Stored records:
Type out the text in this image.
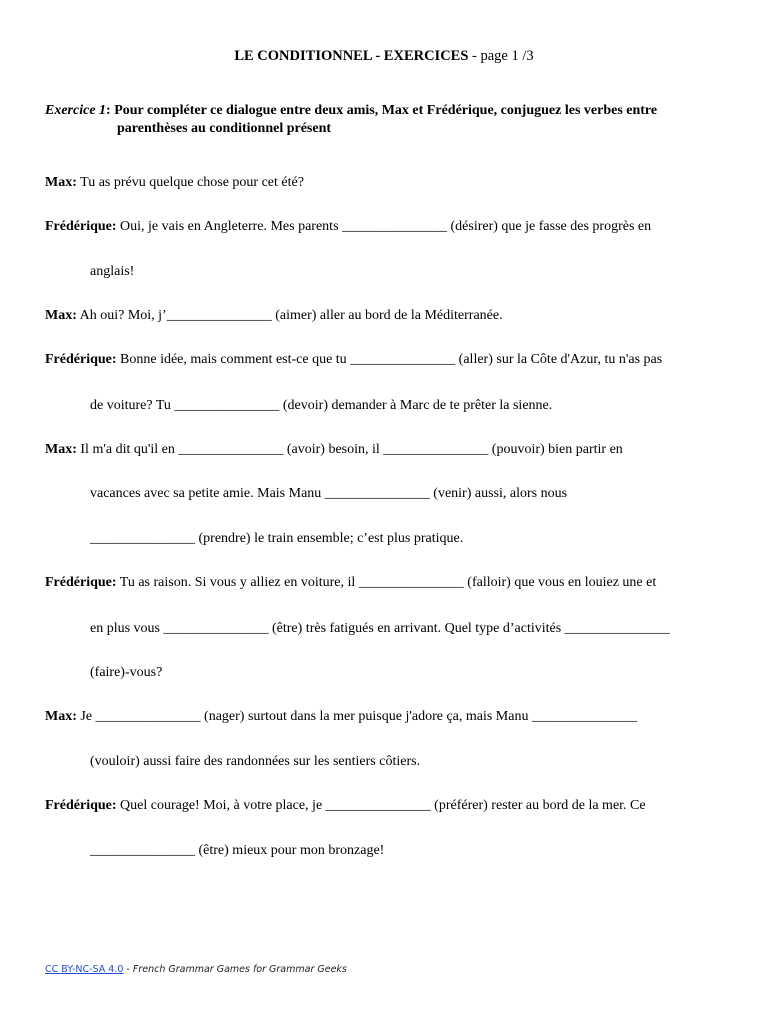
LE CONDITIONNEL - EXERCICES - page 1 /3
Exercice 1: Pour compléter ce dialogue entre deux amis, Max et Frédérique, conjuguez les verbes entre
parenthèses au conditionnel présent
Max: Tu as prévu quelque chose pour cet été?
Frédérique: Oui, je vais en Angleterre. Mes parents _______________ (désirer) que je fasse des progrès en
anglais!
Max: Ah oui? Moi, j’_______________ (aimer) aller au bord de la Méditerranée.
Frédérique: Bonne idée, mais comment est-ce que tu _______________ (aller) sur la Côte d'Azur, tu n'as pas
de voiture? Tu _______________ (devoir) demander à Marc de te prêter la sienne.
Max: Il m'a dit qu'il en _______________ (avoir) besoin, il _______________ (pouvoir) bien partir en
vacances avec sa petite amie. Mais Manu _______________ (venir) aussi, alors nous
_______________ (prendre) le train ensemble; c’est plus pratique.
Frédérique: Tu as raison. Si vous y alliez en voiture, il _______________ (falloir) que vous en louiez une et
en plus vous _______________ (être) très fatigués en arrivant. Quel type d’activités _______________
(faire)-vous?
Max: Je _______________ (nager) surtout dans la mer puisque j'adore ça, mais Manu _______________
(vouloir) aussi faire des randonnées sur les sentiers côtiers.
Frédérique: Quel courage! Moi, à votre place, je _______________ (préférer) rester au bord de la mer. Ce
_______________ (être) mieux pour mon bronzage!
CC BY-NC-SA 4.0 - French Grammar Games for Grammar Geeks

▸ What to produce:
Extract all lines containing the word "vous".

▸ Exercise result:
Frédérique: Tu as raison. Si vous y alliez en voiture, il _______________ (falloir) que vous en louiez une et
en plus vous _______________ (être) très fatigués en arrivant. Quel type d’activités _______________
(faire)-vous?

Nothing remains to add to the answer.